═══ Records for the task
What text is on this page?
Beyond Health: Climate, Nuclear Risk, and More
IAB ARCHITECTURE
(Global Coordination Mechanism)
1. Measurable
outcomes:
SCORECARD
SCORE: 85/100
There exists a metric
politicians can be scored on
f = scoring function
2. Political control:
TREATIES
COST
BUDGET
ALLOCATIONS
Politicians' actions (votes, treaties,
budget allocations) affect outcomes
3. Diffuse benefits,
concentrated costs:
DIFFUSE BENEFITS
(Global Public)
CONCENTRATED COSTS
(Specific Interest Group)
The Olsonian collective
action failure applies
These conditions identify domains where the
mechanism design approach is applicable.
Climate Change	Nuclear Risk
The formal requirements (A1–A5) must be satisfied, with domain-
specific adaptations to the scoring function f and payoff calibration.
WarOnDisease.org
══════
» **Short exercise**
Transcribe every entry exactly, omitting nothing.

» **Answer to this problem**
What text is on this page?
Beyond Health: Climate, Nuclear Risk, and More
IAB ARCHITECTURE
(Global Coordination Mechanism)
1. Measurable
outcomes:
SCORECARD
SCORE: 85/100
There exists a metric
politicians can be scored on
f = scoring function
2. Political control:
TREATIES
COST
BUDGET
ALLOCATIONS
Politicians' actions (votes, treaties,
budget allocations) affect outcomes
3. Diffuse benefits,
concentrated costs:
DIFFUSE BENEFITS
(Global Public)
CONCENTRATED COSTS
(Specific Interest Group)
The Olsonian collective
action failure applies
These conditions identify domains where the
mechanism design approach is applicable.
Climate Change	Nuclear Risk
The formal requirements (A1–A5) must be satisfied, with domain-
specific adaptations to the scoring function f and payoff calibration.
WarOnDisease.org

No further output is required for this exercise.